→ **Provided records**

┄┄┄┄┄┄┄┄┄┄┄┄┄┄┄┄┄┄┄┄

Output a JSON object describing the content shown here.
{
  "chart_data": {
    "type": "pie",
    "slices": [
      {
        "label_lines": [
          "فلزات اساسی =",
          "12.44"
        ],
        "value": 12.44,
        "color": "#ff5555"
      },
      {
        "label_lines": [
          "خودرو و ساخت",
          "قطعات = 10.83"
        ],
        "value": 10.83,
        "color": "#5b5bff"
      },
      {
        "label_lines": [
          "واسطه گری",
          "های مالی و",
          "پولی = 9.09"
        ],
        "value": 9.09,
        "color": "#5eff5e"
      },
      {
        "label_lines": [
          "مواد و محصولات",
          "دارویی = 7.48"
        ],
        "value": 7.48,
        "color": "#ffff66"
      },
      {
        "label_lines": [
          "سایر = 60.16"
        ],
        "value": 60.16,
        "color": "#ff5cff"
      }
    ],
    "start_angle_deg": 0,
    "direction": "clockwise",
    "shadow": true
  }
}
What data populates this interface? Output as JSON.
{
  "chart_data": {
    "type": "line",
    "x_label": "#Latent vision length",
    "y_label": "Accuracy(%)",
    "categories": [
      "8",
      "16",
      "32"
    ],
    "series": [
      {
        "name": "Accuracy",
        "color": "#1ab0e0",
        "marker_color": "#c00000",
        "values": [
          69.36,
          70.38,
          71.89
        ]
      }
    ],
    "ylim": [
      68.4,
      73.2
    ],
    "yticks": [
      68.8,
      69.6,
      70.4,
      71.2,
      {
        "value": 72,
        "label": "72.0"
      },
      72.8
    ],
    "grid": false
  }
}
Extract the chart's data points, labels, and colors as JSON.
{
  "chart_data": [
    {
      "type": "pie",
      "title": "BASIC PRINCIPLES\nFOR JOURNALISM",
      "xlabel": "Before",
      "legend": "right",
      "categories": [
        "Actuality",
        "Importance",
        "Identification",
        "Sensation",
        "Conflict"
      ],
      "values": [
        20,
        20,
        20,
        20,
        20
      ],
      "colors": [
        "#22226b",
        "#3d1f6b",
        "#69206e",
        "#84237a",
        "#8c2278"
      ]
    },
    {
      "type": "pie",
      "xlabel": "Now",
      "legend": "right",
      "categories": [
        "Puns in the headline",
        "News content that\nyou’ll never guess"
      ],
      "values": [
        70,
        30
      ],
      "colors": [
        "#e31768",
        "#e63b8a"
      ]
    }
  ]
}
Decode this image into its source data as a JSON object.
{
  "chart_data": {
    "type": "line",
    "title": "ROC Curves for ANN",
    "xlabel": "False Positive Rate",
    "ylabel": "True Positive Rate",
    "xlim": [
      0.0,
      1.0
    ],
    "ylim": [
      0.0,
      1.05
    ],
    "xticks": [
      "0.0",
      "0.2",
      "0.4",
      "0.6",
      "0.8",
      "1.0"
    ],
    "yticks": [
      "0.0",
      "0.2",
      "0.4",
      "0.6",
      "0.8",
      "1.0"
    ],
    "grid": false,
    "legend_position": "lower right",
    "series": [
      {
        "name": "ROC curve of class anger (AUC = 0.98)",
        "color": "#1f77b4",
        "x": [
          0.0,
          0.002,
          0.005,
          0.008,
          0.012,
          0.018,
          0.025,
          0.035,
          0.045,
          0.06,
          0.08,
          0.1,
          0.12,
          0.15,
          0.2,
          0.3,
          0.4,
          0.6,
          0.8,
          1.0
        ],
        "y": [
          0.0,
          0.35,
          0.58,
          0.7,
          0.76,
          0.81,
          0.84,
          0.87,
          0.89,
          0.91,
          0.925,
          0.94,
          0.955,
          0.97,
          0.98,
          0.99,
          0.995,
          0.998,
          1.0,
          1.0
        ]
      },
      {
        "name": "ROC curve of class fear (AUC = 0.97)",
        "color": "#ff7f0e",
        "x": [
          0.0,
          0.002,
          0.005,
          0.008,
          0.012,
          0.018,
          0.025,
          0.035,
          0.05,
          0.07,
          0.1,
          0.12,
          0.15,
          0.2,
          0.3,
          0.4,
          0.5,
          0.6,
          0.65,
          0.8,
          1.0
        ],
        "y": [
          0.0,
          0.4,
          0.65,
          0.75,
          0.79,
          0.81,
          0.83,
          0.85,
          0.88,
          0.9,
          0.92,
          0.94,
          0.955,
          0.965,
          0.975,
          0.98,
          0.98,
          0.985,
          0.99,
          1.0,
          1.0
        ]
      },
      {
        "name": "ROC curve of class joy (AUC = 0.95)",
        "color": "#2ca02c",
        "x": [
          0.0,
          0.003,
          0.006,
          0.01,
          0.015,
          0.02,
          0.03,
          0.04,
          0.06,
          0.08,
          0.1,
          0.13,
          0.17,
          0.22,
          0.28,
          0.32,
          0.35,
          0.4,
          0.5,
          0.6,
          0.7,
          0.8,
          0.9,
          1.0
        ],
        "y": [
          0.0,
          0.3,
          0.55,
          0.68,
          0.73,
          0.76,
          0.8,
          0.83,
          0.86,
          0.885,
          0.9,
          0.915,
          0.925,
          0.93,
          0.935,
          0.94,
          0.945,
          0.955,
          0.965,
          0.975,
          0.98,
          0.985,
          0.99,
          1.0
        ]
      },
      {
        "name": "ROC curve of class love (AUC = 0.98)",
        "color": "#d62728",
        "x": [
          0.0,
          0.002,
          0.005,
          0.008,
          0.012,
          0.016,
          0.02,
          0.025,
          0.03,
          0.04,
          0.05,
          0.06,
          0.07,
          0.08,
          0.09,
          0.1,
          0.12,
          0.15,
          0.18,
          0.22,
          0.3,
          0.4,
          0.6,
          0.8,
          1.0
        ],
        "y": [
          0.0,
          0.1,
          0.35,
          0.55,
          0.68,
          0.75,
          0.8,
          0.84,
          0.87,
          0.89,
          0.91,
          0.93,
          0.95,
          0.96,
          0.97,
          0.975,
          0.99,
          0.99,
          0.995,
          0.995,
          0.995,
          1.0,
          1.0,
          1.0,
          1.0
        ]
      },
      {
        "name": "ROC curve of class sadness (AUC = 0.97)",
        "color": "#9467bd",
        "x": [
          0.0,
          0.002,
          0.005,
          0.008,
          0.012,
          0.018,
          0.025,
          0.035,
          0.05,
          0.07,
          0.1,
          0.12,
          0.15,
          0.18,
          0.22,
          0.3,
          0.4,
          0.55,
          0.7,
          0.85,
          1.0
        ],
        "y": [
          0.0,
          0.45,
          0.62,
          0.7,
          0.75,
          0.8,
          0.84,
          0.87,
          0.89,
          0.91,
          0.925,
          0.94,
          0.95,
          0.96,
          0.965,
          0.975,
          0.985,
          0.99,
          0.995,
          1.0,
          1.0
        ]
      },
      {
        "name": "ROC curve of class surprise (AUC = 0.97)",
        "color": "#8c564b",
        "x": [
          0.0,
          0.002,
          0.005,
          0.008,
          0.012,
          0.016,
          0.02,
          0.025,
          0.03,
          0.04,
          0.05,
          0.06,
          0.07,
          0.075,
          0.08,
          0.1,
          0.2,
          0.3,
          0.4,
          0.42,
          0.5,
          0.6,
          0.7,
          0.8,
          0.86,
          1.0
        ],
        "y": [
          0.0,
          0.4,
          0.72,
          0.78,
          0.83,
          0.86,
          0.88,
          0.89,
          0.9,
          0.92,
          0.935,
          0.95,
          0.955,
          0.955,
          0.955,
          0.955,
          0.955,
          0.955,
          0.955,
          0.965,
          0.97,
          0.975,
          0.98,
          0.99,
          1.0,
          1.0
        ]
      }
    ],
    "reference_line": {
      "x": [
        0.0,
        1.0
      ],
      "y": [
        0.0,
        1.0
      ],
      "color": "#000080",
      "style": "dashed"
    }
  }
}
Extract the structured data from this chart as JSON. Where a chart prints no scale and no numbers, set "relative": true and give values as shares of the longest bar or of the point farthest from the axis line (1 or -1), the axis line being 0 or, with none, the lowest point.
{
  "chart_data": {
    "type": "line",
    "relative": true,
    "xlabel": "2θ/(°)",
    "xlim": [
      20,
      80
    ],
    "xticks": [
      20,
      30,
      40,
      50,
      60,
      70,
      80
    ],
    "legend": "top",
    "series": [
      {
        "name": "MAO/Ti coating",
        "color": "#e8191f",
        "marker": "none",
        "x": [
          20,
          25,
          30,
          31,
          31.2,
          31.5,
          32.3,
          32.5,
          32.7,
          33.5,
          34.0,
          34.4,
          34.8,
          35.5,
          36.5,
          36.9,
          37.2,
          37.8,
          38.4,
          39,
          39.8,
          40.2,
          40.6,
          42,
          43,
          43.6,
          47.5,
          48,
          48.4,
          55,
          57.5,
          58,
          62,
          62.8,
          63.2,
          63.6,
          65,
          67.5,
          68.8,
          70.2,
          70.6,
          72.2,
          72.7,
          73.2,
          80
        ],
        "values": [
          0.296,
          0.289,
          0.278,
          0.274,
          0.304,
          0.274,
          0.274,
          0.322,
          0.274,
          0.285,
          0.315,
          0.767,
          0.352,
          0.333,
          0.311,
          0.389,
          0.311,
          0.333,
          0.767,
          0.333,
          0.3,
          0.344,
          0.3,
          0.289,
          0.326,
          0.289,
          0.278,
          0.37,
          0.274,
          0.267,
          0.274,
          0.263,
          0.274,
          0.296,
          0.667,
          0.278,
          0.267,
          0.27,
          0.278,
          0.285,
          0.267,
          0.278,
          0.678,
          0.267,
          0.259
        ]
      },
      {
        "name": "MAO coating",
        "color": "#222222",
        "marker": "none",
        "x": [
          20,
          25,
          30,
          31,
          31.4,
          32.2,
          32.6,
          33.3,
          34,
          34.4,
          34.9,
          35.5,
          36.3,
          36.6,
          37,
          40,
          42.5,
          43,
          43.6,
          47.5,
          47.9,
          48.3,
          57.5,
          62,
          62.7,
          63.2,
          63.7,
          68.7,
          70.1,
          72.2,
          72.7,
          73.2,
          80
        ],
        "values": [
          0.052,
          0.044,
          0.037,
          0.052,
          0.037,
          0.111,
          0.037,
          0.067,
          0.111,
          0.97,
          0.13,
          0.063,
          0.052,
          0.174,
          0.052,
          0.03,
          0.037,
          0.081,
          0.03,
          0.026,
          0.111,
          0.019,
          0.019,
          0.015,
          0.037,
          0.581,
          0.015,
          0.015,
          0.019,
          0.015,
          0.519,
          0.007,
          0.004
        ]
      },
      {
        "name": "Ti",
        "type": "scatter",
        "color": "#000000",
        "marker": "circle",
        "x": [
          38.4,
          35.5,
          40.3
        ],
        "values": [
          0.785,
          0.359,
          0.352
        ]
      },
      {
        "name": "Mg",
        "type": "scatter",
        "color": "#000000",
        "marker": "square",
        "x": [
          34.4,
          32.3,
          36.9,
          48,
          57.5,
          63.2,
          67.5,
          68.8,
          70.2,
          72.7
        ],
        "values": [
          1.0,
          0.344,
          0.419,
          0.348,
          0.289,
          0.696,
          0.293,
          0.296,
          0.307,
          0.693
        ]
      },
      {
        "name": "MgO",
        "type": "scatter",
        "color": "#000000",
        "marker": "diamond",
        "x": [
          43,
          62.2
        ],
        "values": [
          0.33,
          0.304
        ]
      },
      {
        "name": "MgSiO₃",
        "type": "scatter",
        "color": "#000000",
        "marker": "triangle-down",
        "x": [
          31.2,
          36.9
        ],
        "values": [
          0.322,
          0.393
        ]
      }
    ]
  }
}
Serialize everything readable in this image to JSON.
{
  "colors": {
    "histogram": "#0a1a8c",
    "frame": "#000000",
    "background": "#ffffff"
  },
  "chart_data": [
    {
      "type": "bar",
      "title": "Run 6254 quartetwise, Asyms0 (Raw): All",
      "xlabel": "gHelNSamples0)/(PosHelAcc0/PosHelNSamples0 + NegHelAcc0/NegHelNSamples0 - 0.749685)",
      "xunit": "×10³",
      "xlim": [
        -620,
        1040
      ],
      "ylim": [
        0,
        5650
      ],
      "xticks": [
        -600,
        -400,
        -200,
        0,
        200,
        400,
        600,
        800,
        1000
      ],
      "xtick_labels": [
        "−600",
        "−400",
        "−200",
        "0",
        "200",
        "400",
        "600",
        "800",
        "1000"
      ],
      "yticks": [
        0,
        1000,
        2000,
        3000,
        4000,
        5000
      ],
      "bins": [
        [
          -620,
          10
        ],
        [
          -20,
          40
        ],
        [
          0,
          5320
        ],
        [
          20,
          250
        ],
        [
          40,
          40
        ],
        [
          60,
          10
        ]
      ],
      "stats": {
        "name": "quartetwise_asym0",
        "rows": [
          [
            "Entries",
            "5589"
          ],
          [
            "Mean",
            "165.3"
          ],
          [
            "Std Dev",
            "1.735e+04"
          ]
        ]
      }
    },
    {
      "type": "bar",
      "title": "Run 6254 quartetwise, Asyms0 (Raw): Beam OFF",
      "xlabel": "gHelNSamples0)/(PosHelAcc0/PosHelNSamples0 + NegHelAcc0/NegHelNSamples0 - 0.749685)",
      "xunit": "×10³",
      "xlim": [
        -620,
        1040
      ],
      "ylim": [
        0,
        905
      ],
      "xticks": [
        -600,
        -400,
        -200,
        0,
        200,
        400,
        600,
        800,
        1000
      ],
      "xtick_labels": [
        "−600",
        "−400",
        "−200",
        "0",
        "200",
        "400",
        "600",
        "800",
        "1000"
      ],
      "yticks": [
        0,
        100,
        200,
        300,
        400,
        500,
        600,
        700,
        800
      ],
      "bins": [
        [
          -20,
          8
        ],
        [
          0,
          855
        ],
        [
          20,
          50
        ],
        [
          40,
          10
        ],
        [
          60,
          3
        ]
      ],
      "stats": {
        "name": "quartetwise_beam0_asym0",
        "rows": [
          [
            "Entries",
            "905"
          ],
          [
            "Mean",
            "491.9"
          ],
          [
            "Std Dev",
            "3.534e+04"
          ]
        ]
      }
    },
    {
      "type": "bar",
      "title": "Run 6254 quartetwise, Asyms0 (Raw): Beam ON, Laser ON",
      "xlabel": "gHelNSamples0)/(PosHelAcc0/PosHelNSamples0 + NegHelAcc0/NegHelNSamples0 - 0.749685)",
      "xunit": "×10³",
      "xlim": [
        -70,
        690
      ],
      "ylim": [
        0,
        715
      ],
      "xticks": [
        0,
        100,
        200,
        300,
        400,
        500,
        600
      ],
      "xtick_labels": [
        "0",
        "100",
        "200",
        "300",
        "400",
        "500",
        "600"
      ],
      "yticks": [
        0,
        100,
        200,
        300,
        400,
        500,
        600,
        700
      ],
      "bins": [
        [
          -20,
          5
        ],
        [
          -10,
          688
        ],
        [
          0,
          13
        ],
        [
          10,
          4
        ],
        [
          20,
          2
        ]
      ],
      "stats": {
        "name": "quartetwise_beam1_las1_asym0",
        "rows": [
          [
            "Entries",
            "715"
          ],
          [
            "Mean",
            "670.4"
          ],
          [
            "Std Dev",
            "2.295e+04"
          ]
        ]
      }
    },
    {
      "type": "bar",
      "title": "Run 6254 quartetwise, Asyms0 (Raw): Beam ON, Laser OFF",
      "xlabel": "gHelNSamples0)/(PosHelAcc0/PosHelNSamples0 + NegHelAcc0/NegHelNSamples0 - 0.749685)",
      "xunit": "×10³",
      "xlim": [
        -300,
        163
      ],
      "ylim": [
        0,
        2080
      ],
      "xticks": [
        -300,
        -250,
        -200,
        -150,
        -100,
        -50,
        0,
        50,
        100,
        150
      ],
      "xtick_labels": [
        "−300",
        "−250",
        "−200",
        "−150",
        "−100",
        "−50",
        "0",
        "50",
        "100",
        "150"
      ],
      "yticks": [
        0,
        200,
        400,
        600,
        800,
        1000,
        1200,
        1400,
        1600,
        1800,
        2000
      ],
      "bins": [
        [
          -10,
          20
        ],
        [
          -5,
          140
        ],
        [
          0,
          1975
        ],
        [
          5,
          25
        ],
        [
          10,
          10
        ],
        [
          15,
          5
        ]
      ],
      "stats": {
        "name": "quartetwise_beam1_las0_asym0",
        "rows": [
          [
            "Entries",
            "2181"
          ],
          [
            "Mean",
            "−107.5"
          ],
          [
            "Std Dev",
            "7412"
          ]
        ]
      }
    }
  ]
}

┄┄┄┄┄┄┄┄┄┄┄┄┄┄┄┄┄┄┄┄

Pick out each line in the material containing "Output".

Output a JSON object describing the content shown here.
What data populates this interface? Output as JSON.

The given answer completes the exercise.